## Requirements
Leave out the pictures and print precisely the lines from the line with "Give me a plain-text" to the final line of the entries, both ends included.

## Records to use

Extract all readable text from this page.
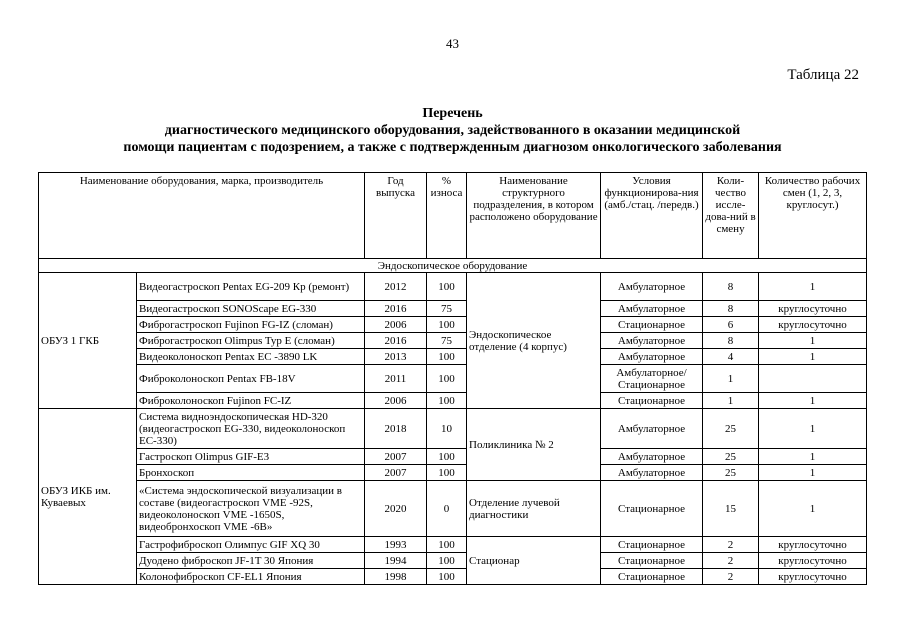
43
Таблица 22
Перечень
диагностического медицинского оборудования, задействованного в оказании медицинской
помощи пациентам с подозрением, а также с подтвержденным диагнозом онкологического заболевания
Наименование оборудования, марка, производитель		Год выпуска	% износа	Наименование структурного подразделения, в котором расположено оборудование	Условия функционирова-ния (амб./стац. /передв.)	Коли-чество иссле-дова-ний в смену	Количество рабочих смен (1, 2, 3, круглосут.)
Эндоскопическое оборудование							
ОБУЗ 1 ГКБ	Видеогастроскоп Pentax EG-209 Кр (ремонт)	2012	100	Эндоскопическое отделение (4 корпус)	Амбулаторное	8	1
	Видеогастроскоп SONOScape EG-330	2016	75		Амбулаторное	8	круглосуточно
	Фиброгастроскоп Fujinon FG-IZ (сломан)	2006	100		Стационарное	6	круглосуточно
	Фиброгастроскоп Olimpus Typ E (сломан)	2016	75		Амбулаторное	8	1
	Видеоколоноскоп Pentax EC -3890 LK	2013	100		Амбулаторное	4	1
	Фиброколоноскоп Pentax FB-18V	2011	100		Амбулаторное/ Стационарное	1	
	Фиброколоноскоп Fujinon FC-IZ	2006	100		Стационарное	1	1
ОБУЗ ИКБ им. Куваевых	Система видноэндоскопическая HD-320 (видеогастроскоп EG-330, видеоколоноскоп EC-330)	2018	10	Поликлиника № 2	Амбулаторное	25	1
	Гастроскоп Olimpus GIF-E3	2007	100		Амбулаторное	25	1
	Бронхоскоп	2007	100		Амбулаторное	25	1
	«Система эндоскопической визуализации в составе (видеогастроскоп VME -92S, видеоколоноскоп VME -1650S, видеобронхоскоп VME -6B»	2020	0	Отделение лучевой диагностики	Стационарное	15	1
	Гастрофиброскоп Олимпус GIF XQ 30	1993	100	Стационар	Стационарное	2	круглосуточно
	Дуодено фиброскоп JF-1T 30 Япония	1994	100		Стационарное	2	круглосуточно
	Колонофиброскоп CF-EL1 Япония	1998	100		Стационарное	2	круглосуточно
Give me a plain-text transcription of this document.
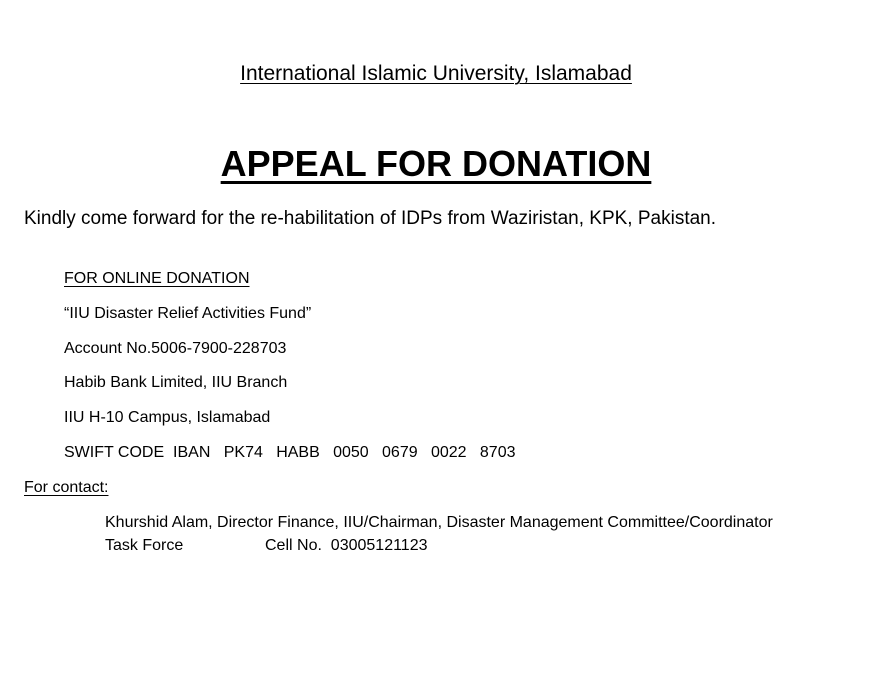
International Islamic University, Islamabad
APPEAL FOR DONATION
Kindly come forward for the re-habilitation of IDPs from Waziristan, KPK, Pakistan.
FOR ONLINE DONATION
“IIU Disaster Relief Activities Fund”
Account No.5006-7900-228703
Habib Bank Limited, IIU Branch
IIU H-10 Campus, Islamabad
SWIFT CODE  IBAN   PK74   HABB   0050   0679   0022   8703
For contact:
Khurshid Alam, Director Finance, IIU/Chairman, Disaster Management Committee/Coordinator
Task Force	Cell No.  03005121123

## Complete output
Give me a plain-text transcription of this document.
International Islamic University, Islamabad
APPEAL FOR DONATION
Kindly come forward for the re-habilitation of IDPs from Waziristan, KPK, Pakistan.
FOR ONLINE DONATION
“IIU Disaster Relief Activities Fund”
Account No.5006-7900-228703
Habib Bank Limited, IIU Branch
IIU H-10 Campus, Islamabad
SWIFT CODE  IBAN   PK74   HABB   0050   0679   0022   8703
For contact:
Khurshid Alam, Director Finance, IIU/Chairman, Disaster Management Committee/Coordinator
Task Force	Cell No.  03005121123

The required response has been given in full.